→ **YOUR INSTRUCTIONS**
Copy all of the material below exactly.

→ **Dataset entries**
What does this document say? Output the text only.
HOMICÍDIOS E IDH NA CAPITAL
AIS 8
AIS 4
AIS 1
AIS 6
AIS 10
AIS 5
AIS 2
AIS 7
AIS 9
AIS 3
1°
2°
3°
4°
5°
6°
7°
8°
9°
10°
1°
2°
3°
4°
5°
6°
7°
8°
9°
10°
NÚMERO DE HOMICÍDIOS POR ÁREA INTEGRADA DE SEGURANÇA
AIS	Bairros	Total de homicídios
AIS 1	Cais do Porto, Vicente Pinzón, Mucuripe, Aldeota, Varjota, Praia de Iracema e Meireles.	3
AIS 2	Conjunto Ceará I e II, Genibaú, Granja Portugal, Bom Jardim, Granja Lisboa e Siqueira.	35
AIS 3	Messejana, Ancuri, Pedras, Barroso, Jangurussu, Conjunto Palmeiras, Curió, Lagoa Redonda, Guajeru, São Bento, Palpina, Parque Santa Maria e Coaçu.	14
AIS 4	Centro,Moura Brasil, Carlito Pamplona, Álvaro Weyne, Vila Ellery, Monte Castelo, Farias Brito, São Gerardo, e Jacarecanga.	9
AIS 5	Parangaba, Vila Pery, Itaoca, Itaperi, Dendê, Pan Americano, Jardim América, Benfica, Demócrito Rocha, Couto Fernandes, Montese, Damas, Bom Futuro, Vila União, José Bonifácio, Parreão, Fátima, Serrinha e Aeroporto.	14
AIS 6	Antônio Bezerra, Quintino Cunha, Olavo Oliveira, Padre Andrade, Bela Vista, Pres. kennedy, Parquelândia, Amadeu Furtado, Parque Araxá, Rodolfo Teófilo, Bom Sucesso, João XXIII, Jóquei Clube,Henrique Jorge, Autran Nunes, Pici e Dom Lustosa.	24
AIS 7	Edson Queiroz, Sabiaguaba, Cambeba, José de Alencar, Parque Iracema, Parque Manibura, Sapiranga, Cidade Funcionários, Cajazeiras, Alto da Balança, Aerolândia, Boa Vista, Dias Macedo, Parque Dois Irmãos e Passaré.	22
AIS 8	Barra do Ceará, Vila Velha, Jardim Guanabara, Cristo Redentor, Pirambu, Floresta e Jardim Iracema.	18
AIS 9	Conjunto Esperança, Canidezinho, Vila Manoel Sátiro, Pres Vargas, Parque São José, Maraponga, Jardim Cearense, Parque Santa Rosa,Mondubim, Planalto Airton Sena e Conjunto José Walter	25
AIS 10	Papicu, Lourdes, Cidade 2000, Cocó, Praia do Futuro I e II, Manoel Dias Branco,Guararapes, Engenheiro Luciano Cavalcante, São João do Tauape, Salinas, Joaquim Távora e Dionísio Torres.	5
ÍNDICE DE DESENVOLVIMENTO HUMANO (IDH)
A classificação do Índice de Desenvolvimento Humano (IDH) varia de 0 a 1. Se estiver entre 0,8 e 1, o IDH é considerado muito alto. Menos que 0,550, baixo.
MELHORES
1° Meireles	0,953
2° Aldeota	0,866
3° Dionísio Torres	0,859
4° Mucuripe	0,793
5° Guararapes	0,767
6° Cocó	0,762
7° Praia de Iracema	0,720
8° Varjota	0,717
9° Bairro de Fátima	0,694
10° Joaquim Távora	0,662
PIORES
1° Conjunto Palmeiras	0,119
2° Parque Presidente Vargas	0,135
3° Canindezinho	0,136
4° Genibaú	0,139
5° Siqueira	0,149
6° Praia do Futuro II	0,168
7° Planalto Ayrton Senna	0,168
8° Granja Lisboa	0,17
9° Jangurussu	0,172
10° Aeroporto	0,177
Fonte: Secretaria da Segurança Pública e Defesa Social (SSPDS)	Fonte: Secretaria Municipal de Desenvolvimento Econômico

→ **WRITTEN REPLY**
What does this document say? Output the text only.
HOMICÍDIOS E IDH NA CAPITAL
AIS 8
AIS 4
AIS 1
AIS 6
AIS 10
AIS 5
AIS 2
AIS 7
AIS 9
AIS 3
1°
2°
3°
4°
5°
6°
7°
8°
9°
10°
1°
2°
3°
4°
5°
6°
7°
8°
9°
10°
NÚMERO DE HOMICÍDIOS POR ÁREA INTEGRADA DE SEGURANÇA
AIS	Bairros	Total de homicídios
AIS 1	Cais do Porto, Vicente Pinzón, Mucuripe, Aldeota, Varjota, Praia de Iracema e Meireles.	3
AIS 2	Conjunto Ceará I e II, Genibaú, Granja Portugal, Bom Jardim, Granja Lisboa e Siqueira.	35
AIS 3	Messejana, Ancuri, Pedras, Barroso, Jangurussu, Conjunto Palmeiras, Curió, Lagoa Redonda, Guajeru, São Bento, Palpina, Parque Santa Maria e Coaçu.	14
AIS 4	Centro,Moura Brasil, Carlito Pamplona, Álvaro Weyne, Vila Ellery, Monte Castelo, Farias Brito, São Gerardo, e Jacarecanga.	9
AIS 5	Parangaba, Vila Pery, Itaoca, Itaperi, Dendê, Pan Americano, Jardim América, Benfica, Demócrito Rocha, Couto Fernandes, Montese, Damas, Bom Futuro, Vila União, José Bonifácio, Parreão, Fátima, Serrinha e Aeroporto.	14
AIS 6	Antônio Bezerra, Quintino Cunha, Olavo Oliveira, Padre Andrade, Bela Vista, Pres. kennedy, Parquelândia, Amadeu Furtado, Parque Araxá, Rodolfo Teófilo, Bom Sucesso, João XXIII, Jóquei Clube,Henrique Jorge, Autran Nunes, Pici e Dom Lustosa.	24
AIS 7	Edson Queiroz, Sabiaguaba, Cambeba, José de Alencar, Parque Iracema, Parque Manibura, Sapiranga, Cidade Funcionários, Cajazeiras, Alto da Balança, Aerolândia, Boa Vista, Dias Macedo, Parque Dois Irmãos e Passaré.	22
AIS 8	Barra do Ceará, Vila Velha, Jardim Guanabara, Cristo Redentor, Pirambu, Floresta e Jardim Iracema.	18
AIS 9	Conjunto Esperança, Canidezinho, Vila Manoel Sátiro, Pres Vargas, Parque São José, Maraponga, Jardim Cearense, Parque Santa Rosa,Mondubim, Planalto Airton Sena e Conjunto José Walter	25
AIS 10	Papicu, Lourdes, Cidade 2000, Cocó, Praia do Futuro I e II, Manoel Dias Branco,Guararapes, Engenheiro Luciano Cavalcante, São João do Tauape, Salinas, Joaquim Távora e Dionísio Torres.	5
ÍNDICE DE DESENVOLVIMENTO HUMANO (IDH)
A classificação do Índice de Desenvolvimento Humano (IDH) varia de 0 a 1. Se estiver entre 0,8 e 1, o IDH é considerado muito alto. Menos que 0,550, baixo.
MELHORES
1° Meireles	0,953
2° Aldeota	0,866
3° Dionísio Torres	0,859
4° Mucuripe	0,793
5° Guararapes	0,767
6° Cocó	0,762
7° Praia de Iracema	0,720
8° Varjota	0,717
9° Bairro de Fátima	0,694
10° Joaquim Távora	0,662
PIORES
1° Conjunto Palmeiras	0,119
2° Parque Presidente Vargas	0,135
3° Canindezinho	0,136
4° Genibaú	0,139
5° Siqueira	0,149
6° Praia do Futuro II	0,168
7° Planalto Ayrton Senna	0,168
8° Granja Lisboa	0,17
9° Jangurussu	0,172
10° Aeroporto	0,177
Fonte: Secretaria da Segurança Pública e Defesa Social (SSPDS)	Fonte: Secretaria Municipal de Desenvolvimento Econômico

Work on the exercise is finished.